Problem description »
Say how many of the lines below contain the word "What"; nothing else belongs in the answer.

Data provided »

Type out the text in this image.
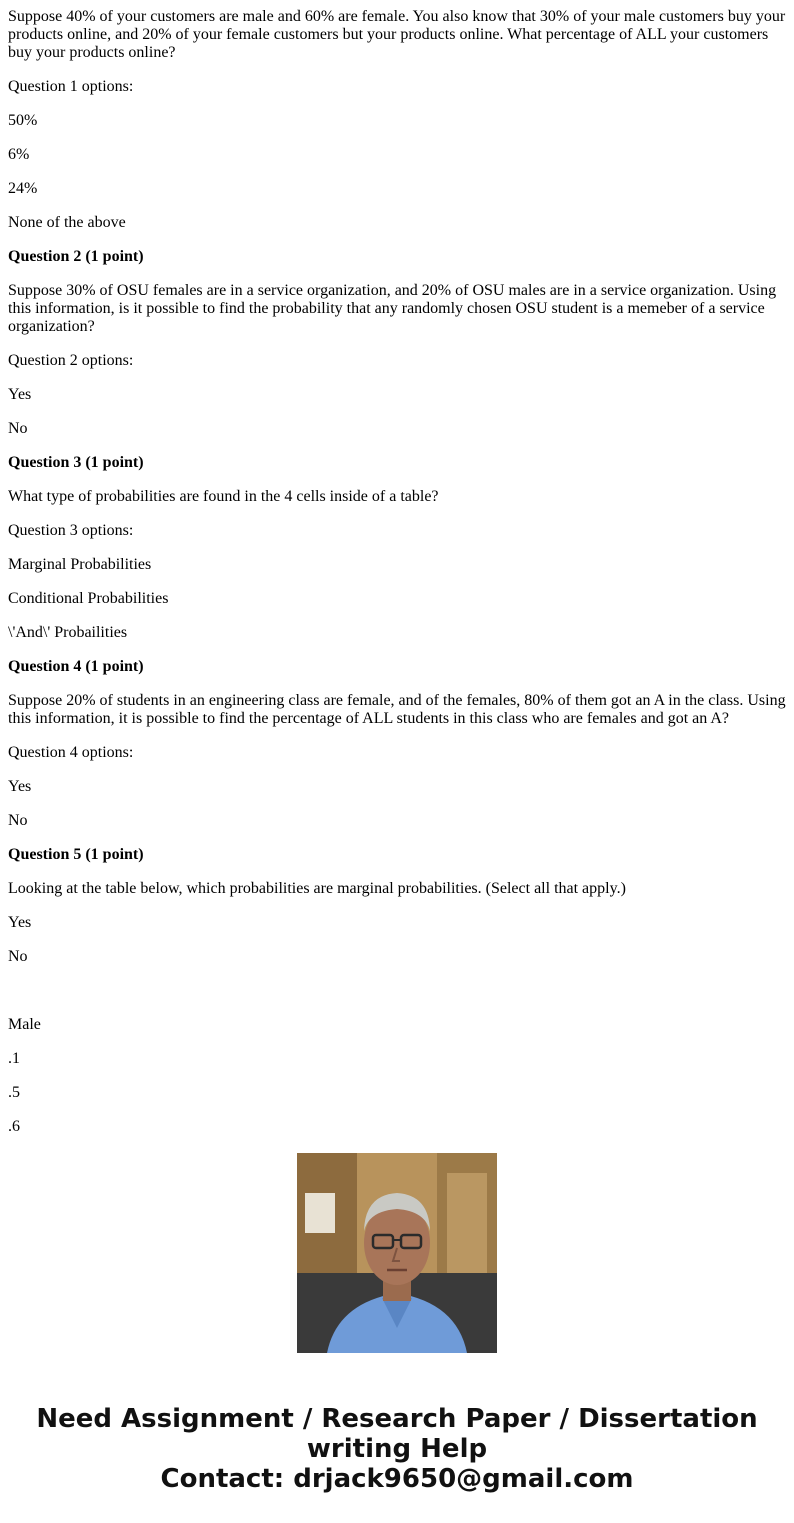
Suppose 40% of your customers are male and 60% are female. You also know that 30% of your male customers buy your products online, and 20% of your female customers but your products online. What percentage of ALL your customers buy your products online?

Question 1 options:

50%

6%

24%

None of the above

Question 2 (1 point)

Suppose 30% of OSU females are in a service organization, and 20% of OSU males are in a service organization. Using this information, is it possible to find the probability that any randomly chosen OSU student is a memeber of a service organization?

Question 2 options:

Yes

No

Question 3 (1 point)

What type of probabilities are found in the 4 cells inside of a table?

Question 3 options:

Marginal Probabilities

Conditional Probabilities

\'And\' Probailities

Question 4 (1 point)

Suppose 20% of students in an engineering class are female, and of the females, 80% of them got an A in the class. Using this information, it is possible to find the percentage of ALL students in this class who are females and got an A?

Question 4 options:

Yes

No

Question 5 (1 point)

Looking at the table below, which probabilities are marginal probabilities. (Select all that apply.)

Yes

No

Male

.1

.5

.6

Need Assignment / Research Paper / Dissertation
writing Help
Contact: drjack9650@gmail.com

Task response »
2